◆ Stated goal:
Extract all lines that hold the string "statut".

══════════════════════════════

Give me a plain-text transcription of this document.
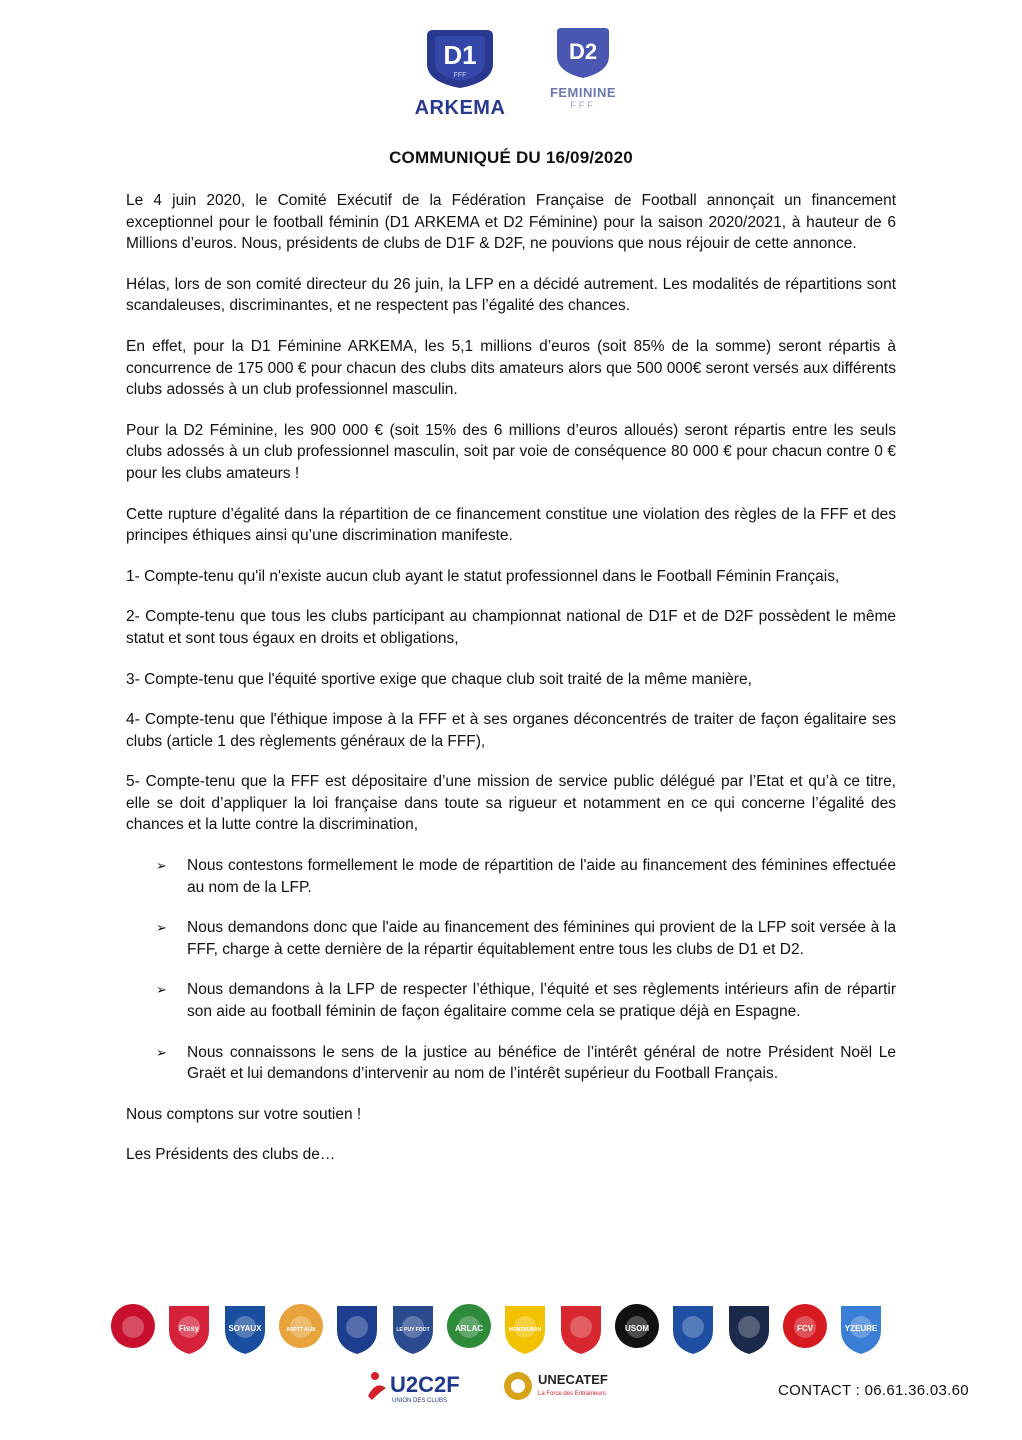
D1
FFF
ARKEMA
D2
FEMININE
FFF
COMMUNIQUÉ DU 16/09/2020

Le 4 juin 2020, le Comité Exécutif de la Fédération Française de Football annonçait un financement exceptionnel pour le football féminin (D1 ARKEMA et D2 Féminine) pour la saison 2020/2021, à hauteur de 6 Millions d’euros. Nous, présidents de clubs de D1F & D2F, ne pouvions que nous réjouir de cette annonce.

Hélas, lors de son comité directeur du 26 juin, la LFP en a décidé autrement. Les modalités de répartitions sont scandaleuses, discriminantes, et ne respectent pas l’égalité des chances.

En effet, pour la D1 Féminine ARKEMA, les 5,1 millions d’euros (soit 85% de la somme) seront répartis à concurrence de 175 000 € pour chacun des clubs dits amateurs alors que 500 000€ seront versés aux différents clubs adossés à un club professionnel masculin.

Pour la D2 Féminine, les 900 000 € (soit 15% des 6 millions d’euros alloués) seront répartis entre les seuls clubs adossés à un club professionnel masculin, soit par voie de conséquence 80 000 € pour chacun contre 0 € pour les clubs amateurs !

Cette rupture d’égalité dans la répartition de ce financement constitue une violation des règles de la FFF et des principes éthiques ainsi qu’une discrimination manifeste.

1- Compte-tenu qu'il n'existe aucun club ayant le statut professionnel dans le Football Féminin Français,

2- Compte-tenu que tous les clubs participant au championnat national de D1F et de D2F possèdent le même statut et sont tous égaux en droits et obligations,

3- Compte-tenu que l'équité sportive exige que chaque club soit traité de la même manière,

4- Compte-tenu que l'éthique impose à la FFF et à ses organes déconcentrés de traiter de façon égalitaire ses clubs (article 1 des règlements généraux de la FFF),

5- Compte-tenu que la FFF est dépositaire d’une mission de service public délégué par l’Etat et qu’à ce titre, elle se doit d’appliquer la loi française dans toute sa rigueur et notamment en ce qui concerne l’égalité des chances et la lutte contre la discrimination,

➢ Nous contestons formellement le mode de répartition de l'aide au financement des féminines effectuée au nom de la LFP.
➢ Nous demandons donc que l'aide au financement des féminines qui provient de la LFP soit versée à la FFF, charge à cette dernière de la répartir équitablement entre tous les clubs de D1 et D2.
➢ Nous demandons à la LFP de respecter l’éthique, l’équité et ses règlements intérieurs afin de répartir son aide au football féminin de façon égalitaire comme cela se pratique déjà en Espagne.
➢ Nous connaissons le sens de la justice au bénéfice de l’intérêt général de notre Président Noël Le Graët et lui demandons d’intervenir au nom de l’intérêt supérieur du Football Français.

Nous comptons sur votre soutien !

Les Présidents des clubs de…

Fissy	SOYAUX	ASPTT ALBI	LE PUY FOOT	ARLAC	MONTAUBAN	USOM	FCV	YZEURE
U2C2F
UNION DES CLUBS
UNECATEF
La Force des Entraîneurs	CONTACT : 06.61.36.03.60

══════════════════════════════

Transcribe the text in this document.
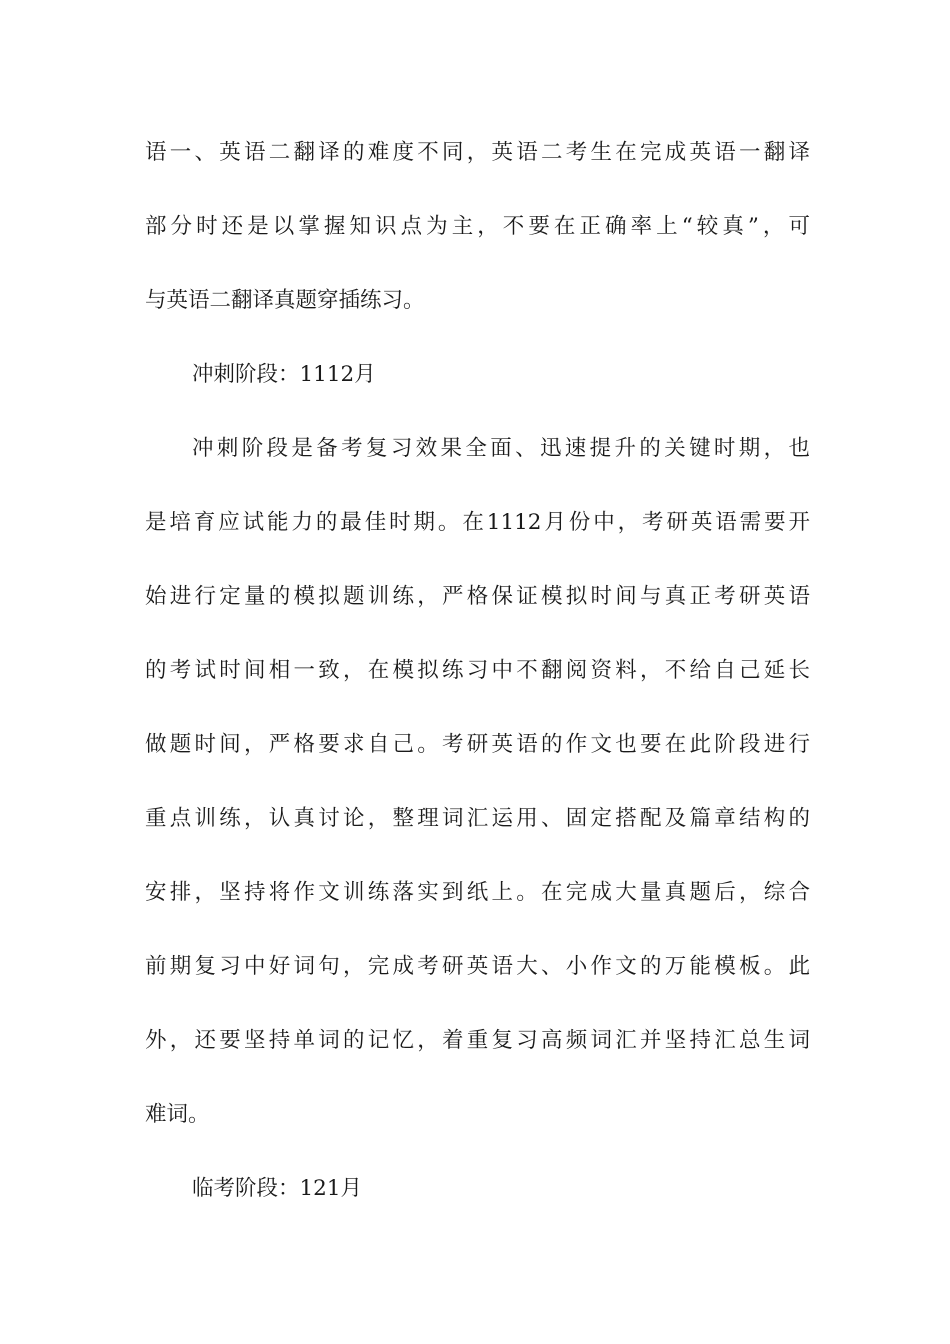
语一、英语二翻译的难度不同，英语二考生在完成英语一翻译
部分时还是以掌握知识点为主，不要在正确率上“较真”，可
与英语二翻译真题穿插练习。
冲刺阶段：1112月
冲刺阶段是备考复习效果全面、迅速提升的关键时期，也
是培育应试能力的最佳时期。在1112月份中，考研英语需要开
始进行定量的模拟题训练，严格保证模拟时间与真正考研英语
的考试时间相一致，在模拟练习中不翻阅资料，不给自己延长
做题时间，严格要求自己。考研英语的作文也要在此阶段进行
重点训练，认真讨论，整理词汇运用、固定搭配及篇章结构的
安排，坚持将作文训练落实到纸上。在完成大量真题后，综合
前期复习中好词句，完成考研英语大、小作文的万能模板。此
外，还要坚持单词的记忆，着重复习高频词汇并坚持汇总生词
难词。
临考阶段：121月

══════════════════════════════

◆ Output below:
1- Compte-tenu qu'il n'existe aucun club ayant le statut professionnel dans le Football Féminin Français,
2- Compte-tenu que tous les clubs participant au championnat national de D1F et de D2F possèdent le même statut et sont tous égaux en droits et obligations,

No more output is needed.